• **AIM OF THE EXERCISE**
Please format each line of the items below as a JSON list of strings, one string per line, and leave out any blank lines.

• **SOURCE DATA**
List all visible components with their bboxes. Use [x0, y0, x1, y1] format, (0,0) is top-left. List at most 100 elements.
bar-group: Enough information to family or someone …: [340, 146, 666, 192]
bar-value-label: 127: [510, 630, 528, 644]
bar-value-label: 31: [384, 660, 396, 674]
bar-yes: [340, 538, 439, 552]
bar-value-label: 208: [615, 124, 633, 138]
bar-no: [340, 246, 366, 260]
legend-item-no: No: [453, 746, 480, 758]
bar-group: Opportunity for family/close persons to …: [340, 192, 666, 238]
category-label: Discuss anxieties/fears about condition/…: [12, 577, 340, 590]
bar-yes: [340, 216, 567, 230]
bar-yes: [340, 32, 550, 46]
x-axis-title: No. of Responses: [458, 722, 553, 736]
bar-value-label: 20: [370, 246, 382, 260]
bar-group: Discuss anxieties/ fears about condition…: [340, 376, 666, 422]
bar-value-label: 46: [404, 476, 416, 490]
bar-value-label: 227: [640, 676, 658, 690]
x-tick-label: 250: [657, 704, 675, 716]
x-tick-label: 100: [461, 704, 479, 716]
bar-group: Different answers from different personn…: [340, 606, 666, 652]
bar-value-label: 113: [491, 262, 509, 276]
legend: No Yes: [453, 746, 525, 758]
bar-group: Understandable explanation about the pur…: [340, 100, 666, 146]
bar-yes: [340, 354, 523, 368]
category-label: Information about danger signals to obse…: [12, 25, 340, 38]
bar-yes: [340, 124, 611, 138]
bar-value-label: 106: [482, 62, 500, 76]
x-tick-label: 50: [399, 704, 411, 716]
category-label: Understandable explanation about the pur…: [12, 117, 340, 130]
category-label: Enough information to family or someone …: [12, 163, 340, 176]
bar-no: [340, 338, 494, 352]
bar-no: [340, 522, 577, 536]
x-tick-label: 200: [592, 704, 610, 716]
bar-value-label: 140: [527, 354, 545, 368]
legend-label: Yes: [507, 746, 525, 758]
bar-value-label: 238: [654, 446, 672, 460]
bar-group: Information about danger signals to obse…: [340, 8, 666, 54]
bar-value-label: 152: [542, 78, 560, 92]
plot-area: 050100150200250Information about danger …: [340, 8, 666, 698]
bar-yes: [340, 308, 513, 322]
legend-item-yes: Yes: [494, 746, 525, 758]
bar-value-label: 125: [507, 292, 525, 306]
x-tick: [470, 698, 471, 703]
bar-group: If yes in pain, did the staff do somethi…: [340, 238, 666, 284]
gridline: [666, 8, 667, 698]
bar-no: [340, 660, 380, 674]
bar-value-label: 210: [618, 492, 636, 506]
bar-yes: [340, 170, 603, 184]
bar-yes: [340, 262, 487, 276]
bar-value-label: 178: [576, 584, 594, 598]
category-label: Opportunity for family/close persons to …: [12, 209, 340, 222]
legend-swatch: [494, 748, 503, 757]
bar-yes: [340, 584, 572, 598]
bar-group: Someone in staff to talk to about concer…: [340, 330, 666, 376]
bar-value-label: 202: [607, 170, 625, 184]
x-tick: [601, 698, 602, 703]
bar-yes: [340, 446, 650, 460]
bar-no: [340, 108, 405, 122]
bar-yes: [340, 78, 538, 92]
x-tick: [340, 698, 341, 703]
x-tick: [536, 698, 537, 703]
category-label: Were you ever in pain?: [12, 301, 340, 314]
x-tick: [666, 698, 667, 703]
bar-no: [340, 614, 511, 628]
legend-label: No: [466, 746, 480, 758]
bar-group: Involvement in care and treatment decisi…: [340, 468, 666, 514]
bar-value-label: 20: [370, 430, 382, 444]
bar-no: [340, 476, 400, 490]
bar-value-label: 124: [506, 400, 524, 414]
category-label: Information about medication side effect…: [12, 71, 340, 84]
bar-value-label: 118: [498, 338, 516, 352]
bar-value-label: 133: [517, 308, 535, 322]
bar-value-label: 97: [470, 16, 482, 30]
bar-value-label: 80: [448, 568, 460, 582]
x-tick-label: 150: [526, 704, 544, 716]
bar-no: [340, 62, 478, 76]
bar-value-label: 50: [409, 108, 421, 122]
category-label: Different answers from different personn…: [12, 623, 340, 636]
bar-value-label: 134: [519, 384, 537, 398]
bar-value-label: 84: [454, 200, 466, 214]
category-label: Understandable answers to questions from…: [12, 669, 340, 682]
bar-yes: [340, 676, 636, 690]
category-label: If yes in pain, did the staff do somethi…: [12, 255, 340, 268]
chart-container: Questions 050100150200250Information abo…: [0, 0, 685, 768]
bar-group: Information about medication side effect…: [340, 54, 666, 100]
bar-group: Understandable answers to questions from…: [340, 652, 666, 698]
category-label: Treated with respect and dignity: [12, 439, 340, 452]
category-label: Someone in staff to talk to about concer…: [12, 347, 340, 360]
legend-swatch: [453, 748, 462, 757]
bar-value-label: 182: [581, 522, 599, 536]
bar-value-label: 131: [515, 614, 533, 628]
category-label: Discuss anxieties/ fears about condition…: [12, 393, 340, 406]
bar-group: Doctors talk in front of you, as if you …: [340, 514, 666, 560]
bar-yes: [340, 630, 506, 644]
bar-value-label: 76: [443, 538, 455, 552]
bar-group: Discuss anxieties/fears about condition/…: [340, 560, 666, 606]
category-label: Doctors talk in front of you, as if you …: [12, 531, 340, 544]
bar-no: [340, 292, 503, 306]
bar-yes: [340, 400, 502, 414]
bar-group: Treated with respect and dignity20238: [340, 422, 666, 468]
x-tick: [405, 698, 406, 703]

• **RESPONSE BELOW**
[
  "List all visible components with their bboxes. Use [x0, y0, x1, y1] format, (0,0) is top-left. List at most 100 elements.",
  "bar-group: Enough information to family or someone …: [340, 146, 666, 192]",
  "bar-value-label: 127: [510, 630, 528, 644]",
  "bar-value-label: 31: [384, 660, 396, 674]",
  "bar-yes: [340, 538, 439, 552]",
  "bar-value-label: 208: [615, 124, 633, 138]",
  "bar-no: [340, 246, 366, 260]",
  "legend-item-no: No: [453, 746, 480, 758]",
  "bar-group: Opportunity for family/close persons to …: [340, 192, 666, 238]",
  "category-label: Discuss anxieties/fears about condition/…: [12, 577, 340, 590]",
  "bar-yes: [340, 216, 567, 230]",
  "bar-yes: [340, 32, 550, 46]",
  "x-axis-title: No. of Responses: [458, 722, 553, 736]",
  "bar-value-label: 20: [370, 246, 382, 260]",
  "bar-group: Discuss anxieties/ fears about condition…: [340, 376, 666, 422]",
  "bar-value-label: 46: [404, 476, 416, 490]",
  "bar-value-label: 227: [640, 676, 658, 690]",
  "x-tick-label: 250: [657, 704, 675, 716]",
  "x-tick-label: 100: [461, 704, 479, 716]",
  "bar-group: Different answers from different personn…: [340, 606, 666, 652]",
  "bar-value-label: 113: [491, 262, 509, 276]",
  "legend: No Yes: [453, 746, 525, 758]",
  "bar-group: Understandable explanation about the pur…: [340, 100, 666, 146]",
  "bar-yes: [340, 354, 523, 368]",
  "category-label: Information about danger signals to obse…: [12, 25, 340, 38]",
  "bar-yes: [340, 124, 611, 138]",
  "bar-value-label: 106: [482, 62, 500, 76]",
  "x-tick-label: 50: [399, 704, 411, 716]",
  "category-label: Understandable explanation about the pur…: [12, 117, 340, 130]",
  "category-label: Enough information to family or someone …: [12, 163, 340, 176]",
  "bar-no: [340, 338, 494, 352]",
  "bar-no: [340, 522, 577, 536]",
  "x-tick-label: 200: [592, 704, 610, 716]",
  "bar-value-label: 140: [527, 354, 545, 368]",
  "legend-label: Yes: [507, 746, 525, 758]",
  "bar-value-label: 238: [654, 446, 672, 460]",
  "bar-group: Information about danger signals to obse…: [340, 8, 666, 54]",
  "bar-value-label: 152: [542, 78, 560, 92]",
  "plot-area: 050100150200250Information about danger …: [340, 8, 666, 698]",
  "bar-yes: [340, 308, 513, 322]",
  "legend-item-yes: Yes: [494, 746, 525, 758]",
  "bar-value-label: 125: [507, 292, 525, 306]",
  "x-tick: [470, 698, 471, 703]",
  "bar-group: If yes in pain, did the staff do somethi…: [340, 238, 666, 284]",
  "gridline: [666, 8, 667, 698]",
  "bar-no: [340, 660, 380, 674]",
  "bar-value-label: 210: [618, 492, 636, 506]",
  "bar-yes: [340, 170, 603, 184]",
  "bar-yes: [340, 262, 487, 276]",
  "bar-value-label: 178: [576, 584, 594, 598]",
  "category-label: Opportunity for family/close persons to …: [12, 209, 340, 222]",
  "legend-swatch: [494, 748, 503, 757]",
  "bar-yes: [340, 584, 572, 598]",
  "bar-group: Someone in staff to talk to about concer…: [340, 330, 666, 376]",
  "bar-value-label: 202: [607, 170, 625, 184]",
  "x-tick: [601, 698, 602, 703]",
  "bar-yes: [340, 446, 650, 460]",
  "bar-no: [340, 108, 405, 122]",
  "bar-yes: [340, 78, 538, 92]",
  "x-tick: [340, 698, 341, 703]",
  "x-tick: [536, 698, 537, 703]",
  "category-label: Were you ever in pain?: [12, 301, 340, 314]",
  "x-tick: [666, 698, 667, 703]",
  "bar-no: [340, 614, 511, 628]",
  "legend-label: No: [466, 746, 480, 758]",
  "bar-group: Involvement in care and treatment decisi…: [340, 468, 666, 514]",
  "bar-value-label: 20: [370, 430, 382, 444]",
  "bar-no: [340, 476, 400, 490]",
  "bar-value-label: 124: [506, 400, 524, 414]",
  "category-label: Information about medication side effect…: [12, 71, 340, 84]",
  "bar-value-label: 118: [498, 338, 516, 352]",
  "bar-value-label: 133: [517, 308, 535, 322]",
  "bar-value-label: 97: [470, 16, 482, 30]",
  "bar-value-label: 80: [448, 568, 460, 582]",
  "x-tick-label: 150: [526, 704, 544, 716]",
  "bar-no: [340, 62, 478, 76]",
  "bar-value-label: 50: [409, 108, 421, 122]",
  "category-label: Different answers from different personn…: [12, 623, 340, 636]",
  "bar-value-label: 134: [519, 384, 537, 398]",
  "bar-value-label: 84: [454, 200, 466, 214]",
  "category-label: Understandable answers to questions from…: [12, 669, 340, 682]",
  "bar-yes: [340, 676, 636, 690]",
  "category-label: If yes in pain, did the staff do somethi…: [12, 255, 340, 268]",
  "chart-container: Questions 050100150200250Information abo…: [0, 0, 685, 768]",
  "bar-group: Information about medication side effect…: [340, 54, 666, 100]",
  "bar-group: Understandable answers to questions from…: [340, 652, 666, 698]",
  "category-label: Treated with respect and dignity: [12, 439, 340, 452]",
  "category-label: Someone in staff to talk to about concer…: [12, 347, 340, 360]",
  "legend-swatch: [453, 748, 462, 757]",
  "bar-value-label: 182: [581, 522, 599, 536]",
  "bar-value-label: 131: [515, 614, 533, 628]",
  "category-label: Discuss anxieties/ fears about condition…: [12, 393, 340, 406]",
  "bar-group: Doctors talk in front of you, as if you …: [340, 514, 666, 560]",
  "bar-yes: [340, 630, 506, 644]",
  "bar-value-label: 76: [443, 538, 455, 552]",
  "bar-group: Discuss anxieties/fears about condition/…: [340, 560, 666, 606]",
  "category-label: Doctors talk in front of you, as if you …: [12, 531, 340, 544]",
  "bar-no: [340, 292, 503, 306]",
  "bar-yes: [340, 400, 502, 414]",
  "bar-group: Treated with respect and dignity20238: [340, 422, 666, 468]",
  "x-tick: [405, 698, 406, 703]"
]